start AVAILABLE DATA

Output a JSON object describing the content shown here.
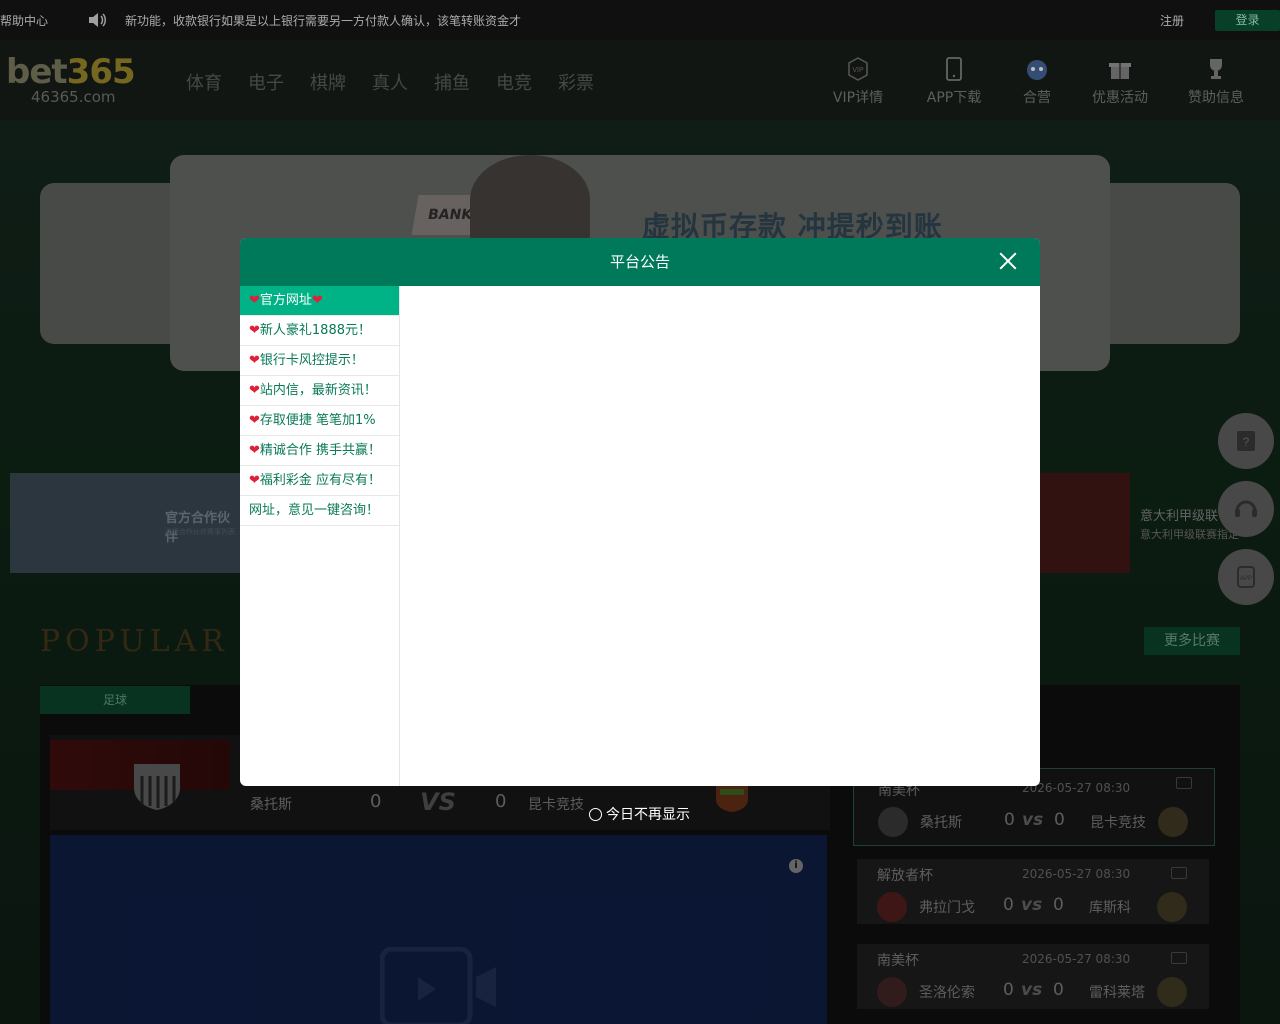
{
  "topbar": {
    "help": "帮助中心",
    "notice": "新功能，收款银行如果是以上银行需要另一方付款人确认，该笔转账资金才",
    "register": "注册",
    "login": "登录"
  },
  "logo": {
    "brand_a": "bet",
    "brand_b": "365",
    "domain": "46365.com"
  },
  "nav": [
    "体育",
    "电子",
    "棋牌",
    "真人",
    "捕鱼",
    "电竞",
    "彩票"
  ],
  "header_icons": [
    {
      "label": "VIP详情",
      "icon": "vip-icon"
    },
    {
      "label": "APP下载",
      "icon": "phone-icon"
    },
    {
      "label": "合营",
      "icon": "partner-icon"
    },
    {
      "label": "优惠活动",
      "icon": "gift-icon"
    },
    {
      "label": "赞助信息",
      "icon": "trophy-icon"
    }
  ],
  "banner": {
    "bank": "BANK",
    "headline": "虚拟币存款  冲提秒到账"
  },
  "partners": {
    "left_title": "官方合作伙伴",
    "left_sub": "品牌合作伙伴赛事列表",
    "right_title": "意大利甲级联",
    "right_sub": "意大利甲级联赛指定"
  },
  "popular": {
    "title": "POPULAR  LI",
    "more": "更多比赛",
    "tab": "足球"
  },
  "featured_match": {
    "home": "桑托斯",
    "home_score": "0",
    "vs": "VS",
    "away_score": "0",
    "away": "昆卡竞技"
  },
  "match_cards": [
    {
      "league": "南美杯",
      "time": "2026-05-27 08:30",
      "home": "桑托斯",
      "home_score": "0",
      "vs": "vs",
      "away_score": "0",
      "away": "昆卡竞技"
    },
    {
      "league": "解放者杯",
      "time": "2026-05-27 08:30",
      "home": "弗拉门戈",
      "home_score": "0",
      "vs": "vs",
      "away_score": "0",
      "away": "库斯科"
    },
    {
      "league": "南美杯",
      "time": "2026-05-27 08:30",
      "home": "圣洛伦索",
      "home_score": "0",
      "vs": "vs",
      "away_score": "0",
      "away": "雷科莱塔"
    }
  ],
  "modal": {
    "title": "平台公告",
    "items": [
      {
        "text": "官方网址",
        "heart_before": true,
        "heart_after": true
      },
      {
        "text": "新人豪礼1888元！",
        "heart_before": true
      },
      {
        "text": "银行卡风控提示！",
        "heart_before": true
      },
      {
        "text": "站内信，最新资讯！",
        "heart_before": true
      },
      {
        "text": "存取便捷  笔笔加1%",
        "heart_before": true
      },
      {
        "text": "精诚合作  携手共赢！",
        "heart_before": true
      },
      {
        "text": "福利彩金  应有尽有！",
        "heart_before": true
      },
      {
        "text": "网址，意见一键咨询！",
        "heart_before": false
      }
    ],
    "no_show": "今日不再显示"
  },
  "colors": {
    "accent": "#00795a",
    "active_item": "#00b386",
    "item_text": "#0a7a58",
    "heart": "#e0203a"
  }
}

end AVAILABLE DATA

EXERCISE DETAILS: Skip the images and write out the rest of the listing exactly.

CORRECT ANSWER:
Output a JSON object describing the content shown here.
{
  "topbar": {
    "help": "帮助中心",
    "notice": "新功能，收款银行如果是以上银行需要另一方付款人确认，该笔转账资金才",
    "register": "注册",
    "login": "登录"
  },
  "logo": {
    "brand_a": "bet",
    "brand_b": "365",
    "domain": "46365.com"
  },
  "nav": [
    "体育",
    "电子",
    "棋牌",
    "真人",
    "捕鱼",
    "电竞",
    "彩票"
  ],
  "header_icons": [
    {
      "label": "VIP详情",
      "icon": "vip-icon"
    },
    {
      "label": "APP下载",
      "icon": "phone-icon"
    },
    {
      "label": "合营",
      "icon": "partner-icon"
    },
    {
      "label": "优惠活动",
      "icon": "gift-icon"
    },
    {
      "label": "赞助信息",
      "icon": "trophy-icon"
    }
  ],
  "banner": {
    "bank": "BANK",
    "headline": "虚拟币存款  冲提秒到账"
  },
  "partners": {
    "left_title": "官方合作伙伴",
    "left_sub": "品牌合作伙伴赛事列表",
    "right_title": "意大利甲级联",
    "right_sub": "意大利甲级联赛指定"
  },
  "popular": {
    "title": "POPULAR  LI",
    "more": "更多比赛",
    "tab": "足球"
  },
  "featured_match": {
    "home": "桑托斯",
    "home_score": "0",
    "vs": "VS",
    "away_score": "0",
    "away": "昆卡竞技"
  },
  "match_cards": [
    {
      "league": "南美杯",
      "time": "2026-05-27 08:30",
      "home": "桑托斯",
      "home_score": "0",
      "vs": "vs",
      "away_score": "0",
      "away": "昆卡竞技"
    },
    {
      "league": "解放者杯",
      "time": "2026-05-27 08:30",
      "home": "弗拉门戈",
      "home_score": "0",
      "vs": "vs",
      "away_score": "0",
      "away": "库斯科"
    },
    {
      "league": "南美杯",
      "time": "2026-05-27 08:30",
      "home": "圣洛伦索",
      "home_score": "0",
      "vs": "vs",
      "away_score": "0",
      "away": "雷科莱塔"
    }
  ],
  "modal": {
    "title": "平台公告",
    "items": [
      {
        "text": "官方网址",
        "heart_before": true,
        "heart_after": true
      },
      {
        "text": "新人豪礼1888元！",
        "heart_before": true
      },
      {
        "text": "银行卡风控提示！",
        "heart_before": true
      },
      {
        "text": "站内信，最新资讯！",
        "heart_before": true
      },
      {
        "text": "存取便捷  笔笔加1%",
        "heart_before": true
      },
      {
        "text": "精诚合作  携手共赢！",
        "heart_before": true
      },
      {
        "text": "福利彩金  应有尽有！",
        "heart_before": true
      },
      {
        "text": "网址，意见一键咨询！",
        "heart_before": false
      }
    ],
    "no_show": "今日不再显示"
  },
  "colors": {
    "accent": "#00795a",
    "active_item": "#00b386",
    "item_text": "#0a7a58",
    "heart": "#e0203a"
  }
}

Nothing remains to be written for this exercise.